** START OF RECORD EXCERPTS **
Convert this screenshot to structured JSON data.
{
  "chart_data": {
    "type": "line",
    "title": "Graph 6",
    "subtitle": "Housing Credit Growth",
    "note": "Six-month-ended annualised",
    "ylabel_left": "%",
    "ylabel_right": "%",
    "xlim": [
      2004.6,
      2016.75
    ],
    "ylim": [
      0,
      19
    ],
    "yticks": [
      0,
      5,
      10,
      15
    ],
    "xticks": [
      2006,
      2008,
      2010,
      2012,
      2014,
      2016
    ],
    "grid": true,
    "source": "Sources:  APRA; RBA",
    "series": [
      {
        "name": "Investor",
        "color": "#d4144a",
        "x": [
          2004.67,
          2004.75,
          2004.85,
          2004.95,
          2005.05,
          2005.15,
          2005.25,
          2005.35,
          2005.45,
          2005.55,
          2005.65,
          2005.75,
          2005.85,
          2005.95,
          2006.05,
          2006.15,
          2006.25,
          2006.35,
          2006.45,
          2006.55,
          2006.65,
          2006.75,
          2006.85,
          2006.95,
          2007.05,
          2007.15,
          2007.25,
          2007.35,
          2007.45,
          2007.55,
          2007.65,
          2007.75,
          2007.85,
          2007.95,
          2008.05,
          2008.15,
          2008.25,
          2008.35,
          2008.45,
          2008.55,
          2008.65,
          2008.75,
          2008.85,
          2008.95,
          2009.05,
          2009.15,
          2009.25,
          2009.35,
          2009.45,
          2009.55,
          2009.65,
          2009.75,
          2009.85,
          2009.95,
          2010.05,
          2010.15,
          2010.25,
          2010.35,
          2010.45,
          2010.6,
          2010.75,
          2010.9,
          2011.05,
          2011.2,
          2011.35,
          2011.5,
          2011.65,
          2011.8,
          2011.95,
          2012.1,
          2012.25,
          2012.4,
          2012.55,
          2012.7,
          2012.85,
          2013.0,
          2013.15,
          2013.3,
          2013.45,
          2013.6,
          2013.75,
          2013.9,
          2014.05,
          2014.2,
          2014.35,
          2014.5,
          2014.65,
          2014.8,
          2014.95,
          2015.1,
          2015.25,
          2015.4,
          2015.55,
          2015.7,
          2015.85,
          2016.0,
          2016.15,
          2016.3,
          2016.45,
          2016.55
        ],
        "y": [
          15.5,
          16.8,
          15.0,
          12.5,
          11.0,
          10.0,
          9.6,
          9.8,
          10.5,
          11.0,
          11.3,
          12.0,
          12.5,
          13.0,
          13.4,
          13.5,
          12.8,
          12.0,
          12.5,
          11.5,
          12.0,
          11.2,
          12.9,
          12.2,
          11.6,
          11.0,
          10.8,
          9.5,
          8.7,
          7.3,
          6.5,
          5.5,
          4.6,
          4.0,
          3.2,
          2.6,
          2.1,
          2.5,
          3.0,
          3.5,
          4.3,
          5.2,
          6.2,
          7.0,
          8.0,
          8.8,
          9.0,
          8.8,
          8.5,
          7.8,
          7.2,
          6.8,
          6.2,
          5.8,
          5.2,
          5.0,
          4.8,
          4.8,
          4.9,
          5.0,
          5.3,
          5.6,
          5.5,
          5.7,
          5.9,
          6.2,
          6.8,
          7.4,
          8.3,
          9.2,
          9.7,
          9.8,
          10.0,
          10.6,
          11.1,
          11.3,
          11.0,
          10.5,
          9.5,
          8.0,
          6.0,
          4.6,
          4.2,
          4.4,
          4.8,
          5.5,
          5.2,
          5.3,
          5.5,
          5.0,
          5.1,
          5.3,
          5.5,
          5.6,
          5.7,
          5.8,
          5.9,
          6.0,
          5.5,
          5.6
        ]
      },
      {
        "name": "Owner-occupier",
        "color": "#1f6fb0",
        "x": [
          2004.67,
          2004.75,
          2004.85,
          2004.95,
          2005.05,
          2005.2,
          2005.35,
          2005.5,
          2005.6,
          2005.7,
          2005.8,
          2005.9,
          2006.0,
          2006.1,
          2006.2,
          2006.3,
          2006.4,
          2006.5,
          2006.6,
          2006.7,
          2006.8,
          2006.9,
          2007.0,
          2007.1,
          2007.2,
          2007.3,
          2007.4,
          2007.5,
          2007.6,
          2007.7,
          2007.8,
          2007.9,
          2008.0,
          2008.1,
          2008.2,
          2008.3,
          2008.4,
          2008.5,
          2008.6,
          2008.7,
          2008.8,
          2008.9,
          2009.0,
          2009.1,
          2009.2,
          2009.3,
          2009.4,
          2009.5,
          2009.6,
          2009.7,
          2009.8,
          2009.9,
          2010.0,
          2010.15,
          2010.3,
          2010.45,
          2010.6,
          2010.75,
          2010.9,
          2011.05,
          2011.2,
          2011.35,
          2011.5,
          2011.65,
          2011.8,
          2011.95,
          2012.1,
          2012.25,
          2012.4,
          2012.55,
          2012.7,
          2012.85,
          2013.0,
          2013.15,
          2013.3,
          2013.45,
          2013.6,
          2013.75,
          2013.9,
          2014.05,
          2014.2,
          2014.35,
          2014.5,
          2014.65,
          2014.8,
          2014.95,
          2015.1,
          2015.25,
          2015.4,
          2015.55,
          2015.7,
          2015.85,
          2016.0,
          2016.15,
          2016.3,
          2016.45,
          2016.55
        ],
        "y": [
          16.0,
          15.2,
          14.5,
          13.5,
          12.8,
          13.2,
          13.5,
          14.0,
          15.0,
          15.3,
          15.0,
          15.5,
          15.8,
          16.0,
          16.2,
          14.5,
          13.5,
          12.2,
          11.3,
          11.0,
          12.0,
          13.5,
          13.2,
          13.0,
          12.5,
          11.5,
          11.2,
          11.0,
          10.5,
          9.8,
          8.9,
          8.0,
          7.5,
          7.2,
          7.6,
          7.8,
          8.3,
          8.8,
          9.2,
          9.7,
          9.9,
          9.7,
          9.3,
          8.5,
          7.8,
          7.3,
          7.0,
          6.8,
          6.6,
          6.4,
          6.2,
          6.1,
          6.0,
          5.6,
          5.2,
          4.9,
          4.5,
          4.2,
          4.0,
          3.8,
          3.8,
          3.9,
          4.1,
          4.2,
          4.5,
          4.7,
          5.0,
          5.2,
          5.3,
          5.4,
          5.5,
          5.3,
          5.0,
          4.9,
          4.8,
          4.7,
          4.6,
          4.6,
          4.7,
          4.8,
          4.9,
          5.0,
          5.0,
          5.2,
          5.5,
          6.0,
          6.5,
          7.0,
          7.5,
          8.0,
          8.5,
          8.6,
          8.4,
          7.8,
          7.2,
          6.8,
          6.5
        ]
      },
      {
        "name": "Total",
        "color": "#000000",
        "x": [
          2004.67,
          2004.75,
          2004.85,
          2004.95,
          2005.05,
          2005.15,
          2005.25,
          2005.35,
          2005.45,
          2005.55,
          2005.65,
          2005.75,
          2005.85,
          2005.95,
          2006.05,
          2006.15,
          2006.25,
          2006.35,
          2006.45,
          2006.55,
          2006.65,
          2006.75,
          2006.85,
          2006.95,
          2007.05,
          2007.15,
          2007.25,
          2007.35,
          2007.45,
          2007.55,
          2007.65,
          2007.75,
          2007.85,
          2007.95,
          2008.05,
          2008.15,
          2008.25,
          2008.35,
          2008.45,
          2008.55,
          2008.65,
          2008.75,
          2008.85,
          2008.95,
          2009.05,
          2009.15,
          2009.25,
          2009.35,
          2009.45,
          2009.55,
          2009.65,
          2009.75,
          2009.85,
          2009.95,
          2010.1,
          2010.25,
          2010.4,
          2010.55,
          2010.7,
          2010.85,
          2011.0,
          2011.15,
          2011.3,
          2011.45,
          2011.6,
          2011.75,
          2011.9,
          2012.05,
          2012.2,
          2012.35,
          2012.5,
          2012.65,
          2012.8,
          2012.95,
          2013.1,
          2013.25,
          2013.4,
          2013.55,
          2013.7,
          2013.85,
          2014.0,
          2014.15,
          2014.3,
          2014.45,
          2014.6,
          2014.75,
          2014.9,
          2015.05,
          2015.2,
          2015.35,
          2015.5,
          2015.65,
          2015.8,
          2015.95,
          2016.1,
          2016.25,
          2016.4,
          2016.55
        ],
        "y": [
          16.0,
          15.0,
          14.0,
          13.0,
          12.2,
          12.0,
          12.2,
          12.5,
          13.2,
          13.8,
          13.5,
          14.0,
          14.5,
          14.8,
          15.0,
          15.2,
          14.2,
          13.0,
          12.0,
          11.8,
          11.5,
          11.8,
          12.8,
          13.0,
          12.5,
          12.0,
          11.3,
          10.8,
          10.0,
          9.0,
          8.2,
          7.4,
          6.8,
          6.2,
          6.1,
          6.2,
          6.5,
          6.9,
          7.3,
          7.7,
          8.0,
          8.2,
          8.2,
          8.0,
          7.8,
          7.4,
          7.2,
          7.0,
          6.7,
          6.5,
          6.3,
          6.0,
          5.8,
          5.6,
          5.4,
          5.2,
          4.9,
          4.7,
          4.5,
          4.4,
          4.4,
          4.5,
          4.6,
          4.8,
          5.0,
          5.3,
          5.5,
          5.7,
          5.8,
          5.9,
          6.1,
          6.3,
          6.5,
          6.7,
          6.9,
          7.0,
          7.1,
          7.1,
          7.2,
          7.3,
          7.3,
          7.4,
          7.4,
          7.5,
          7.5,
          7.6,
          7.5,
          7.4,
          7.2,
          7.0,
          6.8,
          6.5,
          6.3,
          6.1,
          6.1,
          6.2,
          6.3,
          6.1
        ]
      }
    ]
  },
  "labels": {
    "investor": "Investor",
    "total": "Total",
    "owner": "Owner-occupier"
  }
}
** END OF RECORD EXCERPTS **
Reply with the number of lines in the material above that contain "occupier", and nothing more.

2